TASK OBJECTIVE
Look over the lines below. Report each one that includes the string "could".

INPUT FOR THIS TASK
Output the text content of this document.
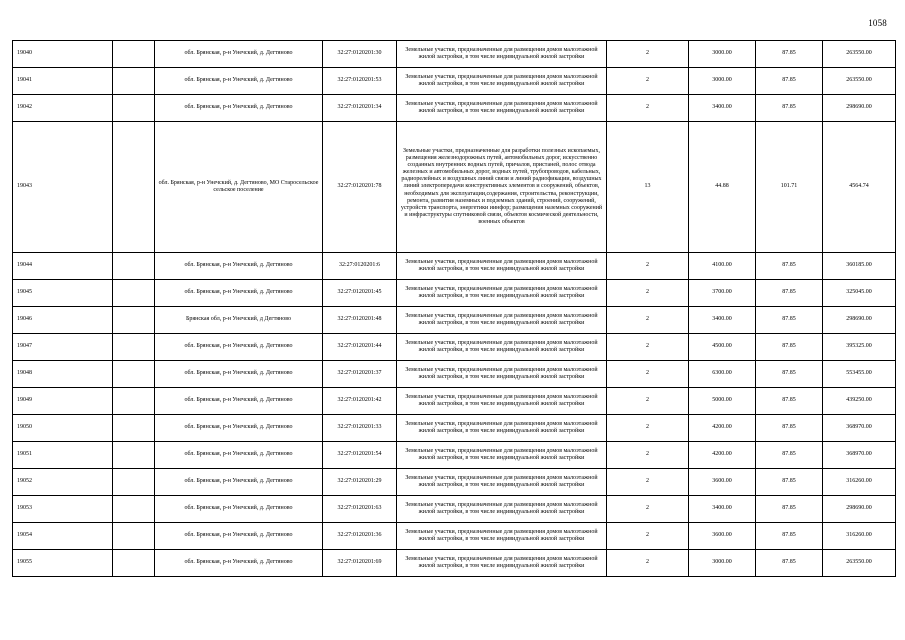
1058
19040		обл. Брянская, р-н Унечский, д. Дегтяново	32:27:0120201:30	Земельные участки, предназначенные для размещения домов малоэтажной жилой застройки, в том числе индивидуальной жилой застройки	2	3000.00	87.85	263550.00
19041		обл. Брянская, р-н Унечский, д. Дегтяново	32:27:0120201:53	Земельные участки, предназначенные для размещения домов малоэтажной жилой застройки, в том числе индивидуальной жилой застройки	2	3000.00	87.85	263550.00
19042		обл. Брянская, р-н Унечский, д. Дегтяново	32:27:0120201:34	Земельные участки, предназначенные для размещения домов малоэтажной жилой застройки, в том числе индивидуальной жилой застройки	2	3400.00	87.85	298690.00
19043		обл. Брянская, р-н Унечский, д. Дегтяново, МО Старосельское сельское поселение	32:27:0120201:78	Земельные участки, предназначенные для разработки полезных ископаемых, размещения железнодорожных путей, автомобильных дорог, искусственно созданных внутренних водных путей, причалов, пристаней, полос отвода железных и автомобильных дорог, водных путей, трубопроводов, кабельных, радиорелейных и воздушных линий связи и линий радиофикации, воздушных линий электропередачи конструктивных элементов и сооружений, объектов, необходимых для эксплуатации,содержания, строительства, реконструкции, ремонта, развития наземных и подземных зданий, строений, сооружений, устройств транспорта, энергетики иинфор; размещения наземных сооружений и инфраструктуры спутниковой связи, объектов космической деятельности, военных объектов	13	44.88	101.71	4564.74
19044		обл. Брянская, р-н Унечский, д. Дегтяново	32:27:0120201:6	Земельные участки, предназначенные для размещения домов малоэтажной жилой застройки, в том числе индивидуальной жилой застройки	2	4100.00	87.85	360185.00
19045		обл. Брянская, р-н Унечский, д. Дегтяново	32:27:0120201:45	Земельные участки, предназначенные для размещения домов малоэтажной жилой застройки, в том числе индивидуальной жилой застройки	2	3700.00	87.85	325045.00
19046		Брянская обл, р-н Унечский, д Дегтяново	32:27:0120201:48	Земельные участки, предназначенные для размещения домов малоэтажной жилой застройки, в том числе индивидуальной жилой застройки	2	3400.00	87.85	298690.00
19047		обл. Брянская, р-н Унечский, д. Дегтяново	32:27:0120201:44	Земельные участки, предназначенные для размещения домов малоэтажной жилой застройки, в том числе индивидуальной жилой застройки	2	4500.00	87.85	395325.00
19048		обл. Брянская, р-н Унечский, д. Дегтяново	32:27:0120201:37	Земельные участки, предназначенные для размещения домов малоэтажной жилой застройки, в том числе индивидуальной жилой застройки	2	6300.00	87.85	553455.00
19049		обл. Брянская, р-н Унечский, д. Дегтяново	32:27:0120201:42	Земельные участки, предназначенные для размещения домов малоэтажной жилой застройки, в том числе индивидуальной жилой застройки	2	5000.00	87.85	439250.00
19050		обл. Брянская, р-н Унечский, д. Дегтяново	32:27:0120201:33	Земельные участки, предназначенные для размещения домов малоэтажной жилой застройки, в том числе индивидуальной жилой застройки	2	4200.00	87.85	368970.00
19051		обл. Брянская, р-н Унечский, д. Дегтяново	32:27:0120201:54	Земельные участки, предназначенные для размещения домов малоэтажной жилой застройки, в том числе индивидуальной жилой застройки	2	4200.00	87.85	368970.00
19052		обл. Брянская, р-н Унечский, д. Дегтяново	32:27:0120201:29	Земельные участки, предназначенные для размещения домов малоэтажной жилой застройки, в том числе индивидуальной жилой застройки	2	3600.00	87.85	316260.00
19053		обл. Брянская, р-н Унечский, д. Дегтяново	32:27:0120201:63	Земельные участки, предназначенные для размещения домов малоэтажной жилой застройки, в том числе индивидуальной жилой застройки	2	3400.00	87.85	298690.00
19054		обл. Брянская, р-н Унечский, д. Дегтяново	32:27:0120201:36	Земельные участки, предназначенные для размещения домов малоэтажной жилой застройки, в том числе индивидуальной жилой застройки	2	3600.00	87.85	316260.00
19055		обл. Брянская, р-н Унечский, д. Дегтяново	32:27:0120201:69	Земельные участки, предназначенные для размещения домов малоэтажной жилой застройки, в том числе индивидуальной жилой застройки	2	3000.00	87.85	263550.00
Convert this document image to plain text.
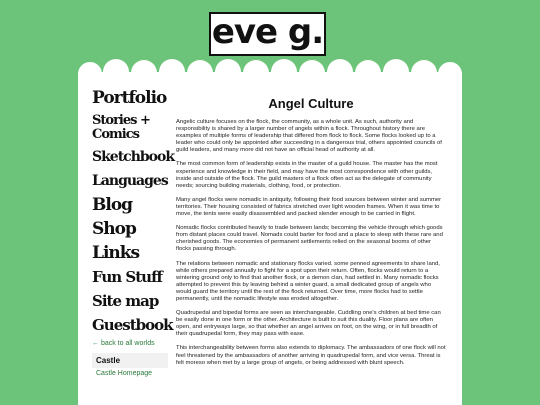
eve g.
Portfolio
Stories + Comics
Sketchbook
Languages
Blog
Shop
Links
Fun Stuff
Site map
Guestbook
← back to all worlds
Castle
Castle Homepage
Angel Culture

Angelic culture focuses on the flock, the community, as a whole unit. As such, authority and responsibility is shared by a larger number of angels within a flock. Throughout history there are examples of multiple forms of leadership that differed from flock to flock. Some flocks looked up to a leader who could only be appointed after succeeding in a dangerous trial, others appointed councils of guild leaders, and many more did not have an official head of authority at all.

The most common form of leadership exists in the master of a guild house. The master has the most experience and knowledge in their field, and may have the most correspondence with other guilds, inside and outside of the flock. The guild masters of a flock often act as the delegate of community needs; sourcing building materials, clothing, food, or protection.

Many angel flocks were nomadic in antiquity, following their food sources between winter and summer territories. Their housing consisted of fabrics stretched over light wooden frames. When it was time to move, the tents were easily disassembled and packed slender enough to be carried in flight.

Nomadic flocks contributed heavily to trade between lands; becoming the vehicle through which goods from distant places could travel. Nomads could barter for food and a place to sleep with these rare and cherished goods. The economies of permanent settlements relied on the seasonal booms of other flocks passing through.

The relations between nomadic and stationary flocks varied. some penned agreements to share land, while others prepared annually to fight for a spot upon their return. Often, flocks would return to a wintering ground only to find that another flock, or a demon clan, had settled in. Many nomadic flocks attempted to prevent this by leaving behind a winter guard, a small dedicated group of angels who would guard the territory until the rest of the flock returned. Over time, more flocks had to settle permanently, until the nomadic lifestyle was eroded altogether.

Quadrupedal and bipedal forms are seen as interchangeable. Cuddling one's children at bed time can be easily done in one form or the other. Architecture is built to suit this duality. Floor plans are often open, and entryways large, so that whether an angel arrives on foot, on the wing, or in full breadth of their quadrupedal form, they may pass with ease.

This interchangeability between forms also extends to diplomacy. The ambassadors of one flock will not feel threatened by the ambassadors of another arriving in quadrupedal form, and vice versa. Threat is felt moreso when met by a large group of angels, or being addressed with blunt speech.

THE RESULT
Angelic culture focuses on the flock, the community, as a whole unit. As such, authority and responsibility is shared by a larger number of angels within a flock. Throughout history there are examples of multiple forms of leadership that differed from flock to flock. Some flocks looked up to a leader who could only be appointed after succeeding in a dangerous trial, others appointed councils of guild leaders, and many more did not have an official head of authority at all.
Nomadic flocks contributed heavily to trade between lands; becoming the vehicle through which goods from distant places could travel. Nomads could barter for food and a place to sleep with these rare and cherished goods. The economies of permanent settlements relied on the seasonal booms of other flocks passing through.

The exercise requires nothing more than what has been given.